**Requirements**
Look through the data below and return each line where "некоммерческим" appears.

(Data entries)
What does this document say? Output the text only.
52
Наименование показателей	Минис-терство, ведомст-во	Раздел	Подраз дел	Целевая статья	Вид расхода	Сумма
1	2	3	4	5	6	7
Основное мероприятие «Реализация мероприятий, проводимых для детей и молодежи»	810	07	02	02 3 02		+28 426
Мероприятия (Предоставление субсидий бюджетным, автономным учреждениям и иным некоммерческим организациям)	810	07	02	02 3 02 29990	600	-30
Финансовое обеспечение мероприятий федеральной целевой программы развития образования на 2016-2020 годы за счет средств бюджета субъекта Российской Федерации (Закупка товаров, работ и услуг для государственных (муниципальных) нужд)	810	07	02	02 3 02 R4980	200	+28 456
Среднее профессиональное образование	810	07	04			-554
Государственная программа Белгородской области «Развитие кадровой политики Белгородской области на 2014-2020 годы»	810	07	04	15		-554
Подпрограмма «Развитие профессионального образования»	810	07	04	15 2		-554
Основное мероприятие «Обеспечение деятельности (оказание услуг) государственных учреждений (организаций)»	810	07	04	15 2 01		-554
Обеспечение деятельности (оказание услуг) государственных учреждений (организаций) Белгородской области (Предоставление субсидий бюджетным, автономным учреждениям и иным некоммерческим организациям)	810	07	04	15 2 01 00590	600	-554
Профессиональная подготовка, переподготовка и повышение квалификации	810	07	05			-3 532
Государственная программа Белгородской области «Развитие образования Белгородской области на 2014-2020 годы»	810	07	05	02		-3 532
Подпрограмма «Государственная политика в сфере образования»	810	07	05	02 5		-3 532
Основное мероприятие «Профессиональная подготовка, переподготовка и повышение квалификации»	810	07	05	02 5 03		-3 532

**Answer to the task**
Мероприятия (Предоставление субсидий бюджетным, автономным учреждениям и иным некоммерческим организациям)	810	07	02	02 3 02 29990	600	-30
Обеспечение деятельности (оказание услуг) государственных учреждений (организаций) Белгородской области (Предоставление субсидий бюджетным, автономным учреждениям и иным некоммерческим организациям)	810	07	04	15 2 01 00590	600	-554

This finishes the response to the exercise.